§ DATA LISTING
---
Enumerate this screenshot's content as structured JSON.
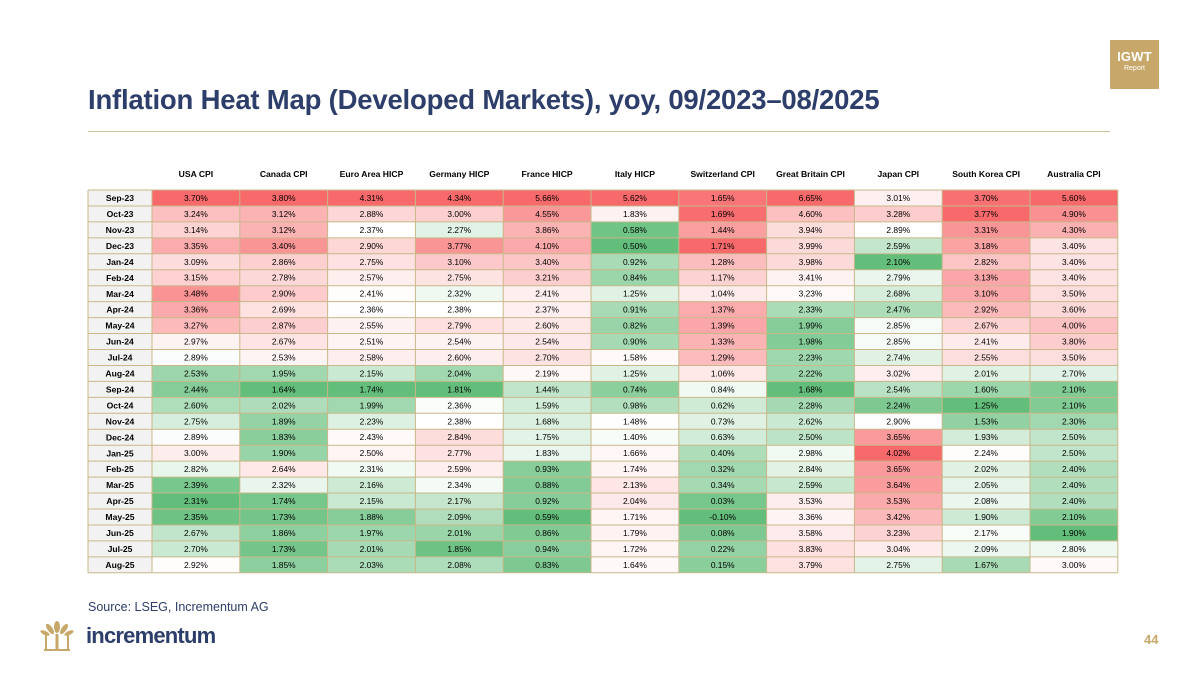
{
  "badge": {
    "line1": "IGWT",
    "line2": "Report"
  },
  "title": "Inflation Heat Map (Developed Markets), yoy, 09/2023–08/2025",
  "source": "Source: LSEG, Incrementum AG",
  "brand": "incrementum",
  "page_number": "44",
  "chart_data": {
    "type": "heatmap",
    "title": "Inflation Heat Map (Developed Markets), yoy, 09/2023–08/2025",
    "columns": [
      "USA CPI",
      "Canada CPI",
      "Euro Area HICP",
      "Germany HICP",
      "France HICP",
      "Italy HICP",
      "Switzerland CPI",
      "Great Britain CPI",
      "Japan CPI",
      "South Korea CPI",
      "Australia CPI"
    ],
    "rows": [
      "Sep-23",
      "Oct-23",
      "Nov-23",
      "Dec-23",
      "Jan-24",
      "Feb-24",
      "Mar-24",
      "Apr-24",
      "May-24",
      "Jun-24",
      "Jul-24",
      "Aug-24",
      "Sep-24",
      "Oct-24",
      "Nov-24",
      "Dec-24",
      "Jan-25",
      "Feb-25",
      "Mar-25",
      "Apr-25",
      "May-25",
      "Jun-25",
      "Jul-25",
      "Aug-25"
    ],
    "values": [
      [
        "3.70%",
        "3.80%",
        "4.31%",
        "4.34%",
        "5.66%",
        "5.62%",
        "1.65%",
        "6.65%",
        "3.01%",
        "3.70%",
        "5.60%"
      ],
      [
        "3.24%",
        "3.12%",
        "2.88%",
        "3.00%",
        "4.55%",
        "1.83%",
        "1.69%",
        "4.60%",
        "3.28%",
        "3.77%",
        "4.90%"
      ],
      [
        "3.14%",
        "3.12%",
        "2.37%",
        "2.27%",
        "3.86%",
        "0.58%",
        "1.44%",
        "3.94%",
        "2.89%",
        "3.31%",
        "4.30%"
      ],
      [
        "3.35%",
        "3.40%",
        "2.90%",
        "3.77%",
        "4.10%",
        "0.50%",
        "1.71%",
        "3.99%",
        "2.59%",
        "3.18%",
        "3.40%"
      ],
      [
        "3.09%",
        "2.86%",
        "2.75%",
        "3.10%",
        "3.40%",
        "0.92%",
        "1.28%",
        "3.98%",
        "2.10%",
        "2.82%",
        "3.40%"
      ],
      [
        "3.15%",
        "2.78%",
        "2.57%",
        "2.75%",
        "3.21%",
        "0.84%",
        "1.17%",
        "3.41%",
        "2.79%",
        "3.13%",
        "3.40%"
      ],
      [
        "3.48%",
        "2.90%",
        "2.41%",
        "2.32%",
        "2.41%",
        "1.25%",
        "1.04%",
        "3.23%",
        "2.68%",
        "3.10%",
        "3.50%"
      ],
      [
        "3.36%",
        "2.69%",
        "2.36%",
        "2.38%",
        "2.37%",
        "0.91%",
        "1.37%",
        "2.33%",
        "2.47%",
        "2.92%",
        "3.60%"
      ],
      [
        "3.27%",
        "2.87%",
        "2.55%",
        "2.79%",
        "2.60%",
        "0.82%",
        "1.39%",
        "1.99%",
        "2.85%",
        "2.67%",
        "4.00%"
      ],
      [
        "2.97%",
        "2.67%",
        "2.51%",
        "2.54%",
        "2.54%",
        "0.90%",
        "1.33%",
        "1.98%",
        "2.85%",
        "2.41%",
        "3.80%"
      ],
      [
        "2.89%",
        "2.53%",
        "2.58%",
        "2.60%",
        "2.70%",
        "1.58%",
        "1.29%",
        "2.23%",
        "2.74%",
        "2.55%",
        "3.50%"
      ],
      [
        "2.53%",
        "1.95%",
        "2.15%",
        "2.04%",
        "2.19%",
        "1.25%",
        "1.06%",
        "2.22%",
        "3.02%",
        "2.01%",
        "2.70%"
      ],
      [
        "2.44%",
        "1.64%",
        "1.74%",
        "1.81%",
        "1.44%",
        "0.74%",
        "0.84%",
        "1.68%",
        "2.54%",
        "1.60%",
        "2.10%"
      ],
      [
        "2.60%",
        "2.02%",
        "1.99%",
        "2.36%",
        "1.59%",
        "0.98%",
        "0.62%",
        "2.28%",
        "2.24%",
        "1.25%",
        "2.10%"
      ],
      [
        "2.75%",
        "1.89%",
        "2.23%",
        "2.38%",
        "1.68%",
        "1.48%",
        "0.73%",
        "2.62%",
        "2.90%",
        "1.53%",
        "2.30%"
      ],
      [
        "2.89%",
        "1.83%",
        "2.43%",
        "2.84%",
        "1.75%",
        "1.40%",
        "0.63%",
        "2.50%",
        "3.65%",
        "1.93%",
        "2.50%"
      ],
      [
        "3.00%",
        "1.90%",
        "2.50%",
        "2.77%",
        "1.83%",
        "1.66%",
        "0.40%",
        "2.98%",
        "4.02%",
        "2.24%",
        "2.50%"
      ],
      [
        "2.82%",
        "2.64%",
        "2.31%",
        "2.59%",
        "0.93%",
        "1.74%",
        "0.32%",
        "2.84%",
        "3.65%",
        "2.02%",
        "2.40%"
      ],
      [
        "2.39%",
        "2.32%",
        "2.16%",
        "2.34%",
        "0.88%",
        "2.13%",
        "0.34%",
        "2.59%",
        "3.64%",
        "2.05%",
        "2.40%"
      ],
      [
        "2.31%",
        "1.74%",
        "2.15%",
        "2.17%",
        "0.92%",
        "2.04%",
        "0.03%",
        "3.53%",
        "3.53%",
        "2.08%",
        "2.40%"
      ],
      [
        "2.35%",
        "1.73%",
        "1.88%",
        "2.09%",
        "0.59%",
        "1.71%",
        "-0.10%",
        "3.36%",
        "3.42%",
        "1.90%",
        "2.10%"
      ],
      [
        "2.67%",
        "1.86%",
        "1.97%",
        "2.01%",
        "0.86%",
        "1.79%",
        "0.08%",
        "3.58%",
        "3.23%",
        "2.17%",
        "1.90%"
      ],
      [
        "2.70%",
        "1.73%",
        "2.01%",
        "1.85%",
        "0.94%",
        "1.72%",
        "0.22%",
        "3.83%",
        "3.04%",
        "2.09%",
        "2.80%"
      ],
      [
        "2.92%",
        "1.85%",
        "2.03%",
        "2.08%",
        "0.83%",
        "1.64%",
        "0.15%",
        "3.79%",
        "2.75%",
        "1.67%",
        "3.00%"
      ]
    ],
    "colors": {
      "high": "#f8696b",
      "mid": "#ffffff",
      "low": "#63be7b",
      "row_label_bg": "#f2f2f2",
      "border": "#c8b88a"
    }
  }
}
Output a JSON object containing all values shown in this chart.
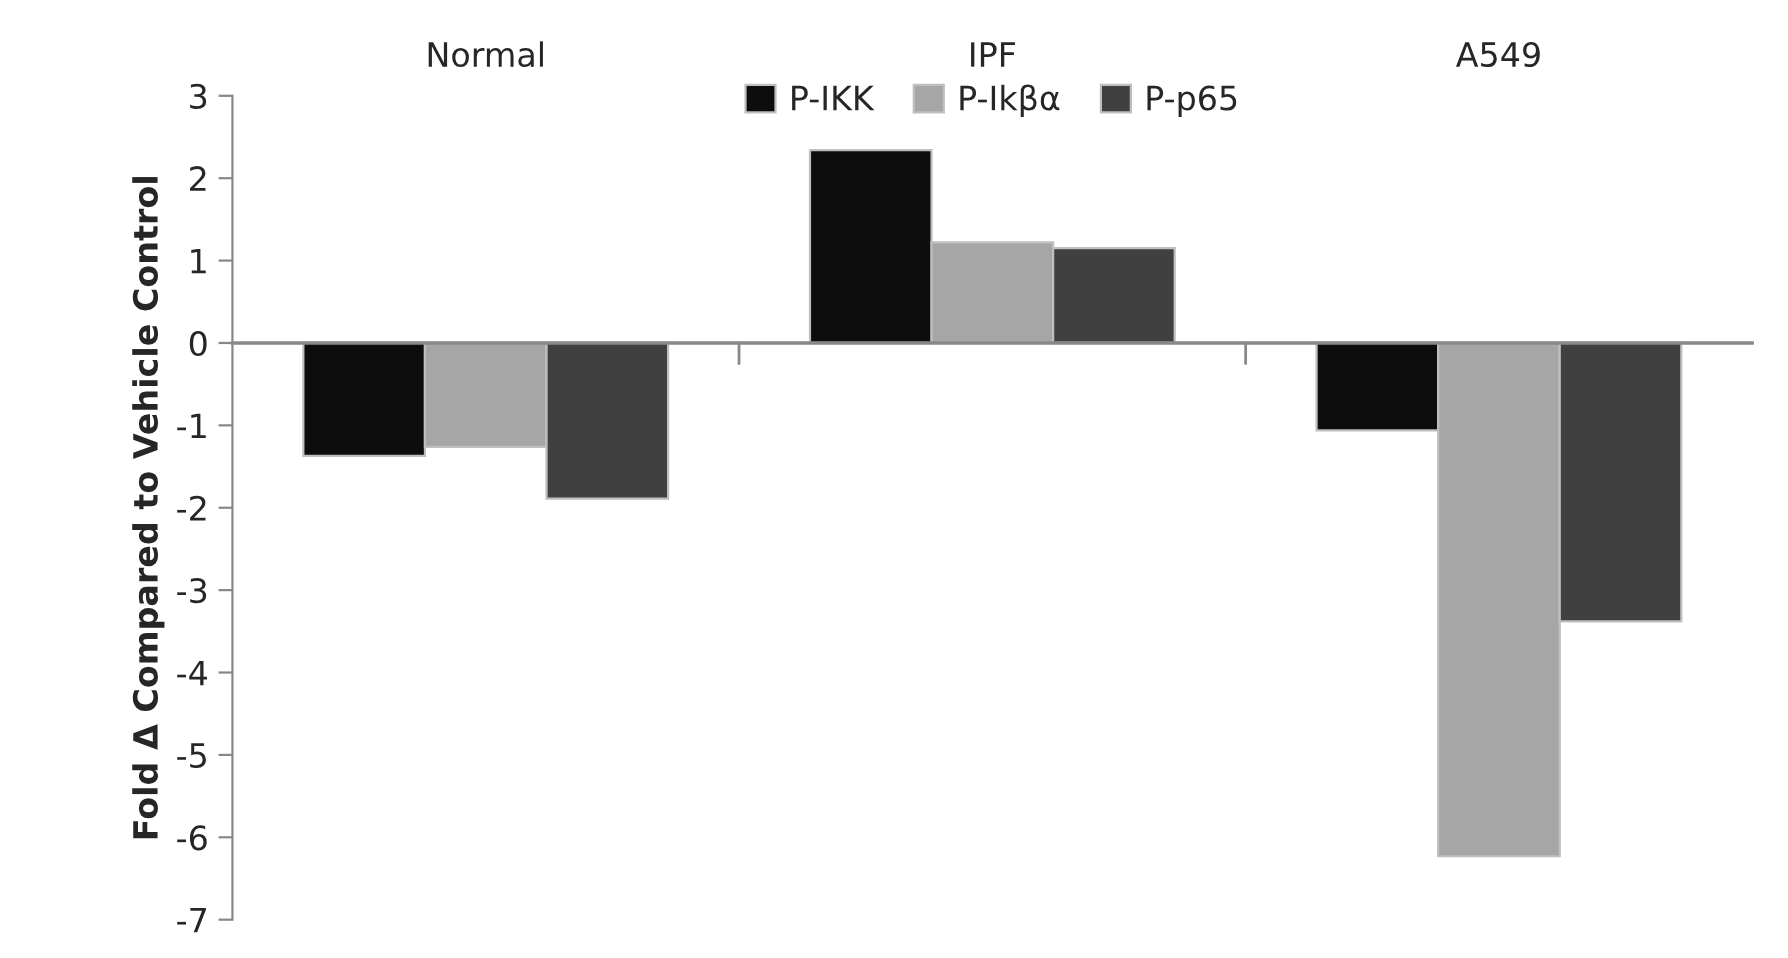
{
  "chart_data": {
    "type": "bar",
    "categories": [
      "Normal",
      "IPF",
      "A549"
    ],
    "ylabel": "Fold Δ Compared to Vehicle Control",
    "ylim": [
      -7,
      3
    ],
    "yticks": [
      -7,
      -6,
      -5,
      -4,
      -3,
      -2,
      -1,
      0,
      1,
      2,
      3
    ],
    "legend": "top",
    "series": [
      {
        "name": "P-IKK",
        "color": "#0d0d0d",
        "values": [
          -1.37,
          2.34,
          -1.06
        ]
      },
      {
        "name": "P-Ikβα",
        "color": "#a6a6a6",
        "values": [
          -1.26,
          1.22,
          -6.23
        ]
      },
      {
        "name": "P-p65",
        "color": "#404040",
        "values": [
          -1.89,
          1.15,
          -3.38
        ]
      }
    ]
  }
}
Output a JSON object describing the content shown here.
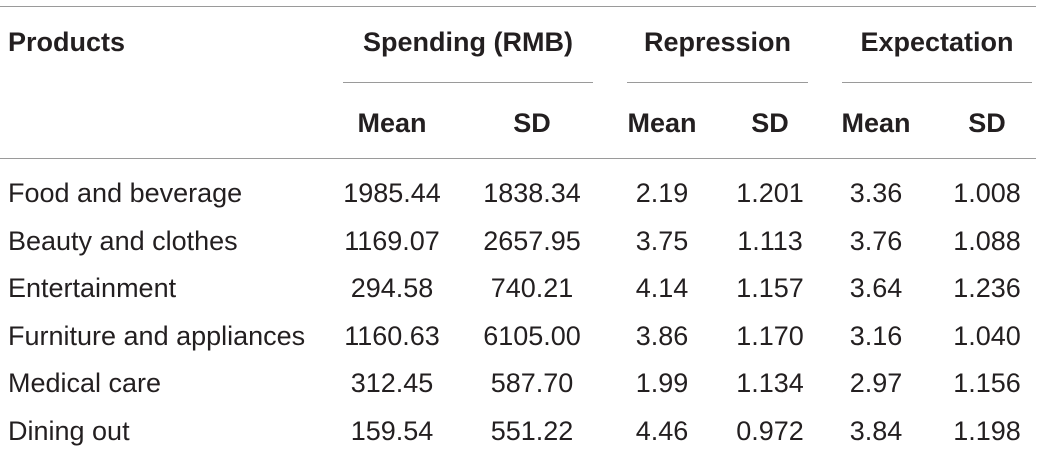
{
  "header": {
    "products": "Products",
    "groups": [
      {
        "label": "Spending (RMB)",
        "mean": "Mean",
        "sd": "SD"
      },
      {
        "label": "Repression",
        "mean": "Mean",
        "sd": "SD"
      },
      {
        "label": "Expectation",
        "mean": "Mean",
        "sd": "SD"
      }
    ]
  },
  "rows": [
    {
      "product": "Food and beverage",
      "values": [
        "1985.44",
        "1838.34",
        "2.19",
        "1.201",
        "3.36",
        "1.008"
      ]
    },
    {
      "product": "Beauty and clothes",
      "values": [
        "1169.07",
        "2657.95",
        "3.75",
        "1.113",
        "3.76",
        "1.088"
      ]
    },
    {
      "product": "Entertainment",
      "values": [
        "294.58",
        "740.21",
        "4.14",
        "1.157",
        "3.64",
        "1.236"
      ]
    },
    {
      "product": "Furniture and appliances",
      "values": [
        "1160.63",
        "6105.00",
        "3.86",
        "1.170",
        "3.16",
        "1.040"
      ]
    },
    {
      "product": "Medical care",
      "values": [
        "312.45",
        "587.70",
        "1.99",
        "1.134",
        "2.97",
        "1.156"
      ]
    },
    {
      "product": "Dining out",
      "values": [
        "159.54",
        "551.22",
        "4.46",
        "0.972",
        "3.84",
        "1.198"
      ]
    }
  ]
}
---
§ AIM OF THE EXERCISE
Reproduce the lines from the line with "Output a JSON object describing" through the last line of the entries exactly, including both ends and excluding pictures.

§ EXERCISE OUTPUT
Output a JSON object describing the content shown here.
{
  "header": {
    "products": "Products",
    "groups": [
      {
        "label": "Spending (RMB)",
        "mean": "Mean",
        "sd": "SD"
      },
      {
        "label": "Repression",
        "mean": "Mean",
        "sd": "SD"
      },
      {
        "label": "Expectation",
        "mean": "Mean",
        "sd": "SD"
      }
    ]
  },
  "rows": [
    {
      "product": "Food and beverage",
      "values": [
        "1985.44",
        "1838.34",
        "2.19",
        "1.201",
        "3.36",
        "1.008"
      ]
    },
    {
      "product": "Beauty and clothes",
      "values": [
        "1169.07",
        "2657.95",
        "3.75",
        "1.113",
        "3.76",
        "1.088"
      ]
    },
    {
      "product": "Entertainment",
      "values": [
        "294.58",
        "740.21",
        "4.14",
        "1.157",
        "3.64",
        "1.236"
      ]
    },
    {
      "product": "Furniture and appliances",
      "values": [
        "1160.63",
        "6105.00",
        "3.86",
        "1.170",
        "3.16",
        "1.040"
      ]
    },
    {
      "product": "Medical care",
      "values": [
        "312.45",
        "587.70",
        "1.99",
        "1.134",
        "2.97",
        "1.156"
      ]
    },
    {
      "product": "Dining out",
      "values": [
        "159.54",
        "551.22",
        "4.46",
        "0.972",
        "3.84",
        "1.198"
      ]
    }
  ]
}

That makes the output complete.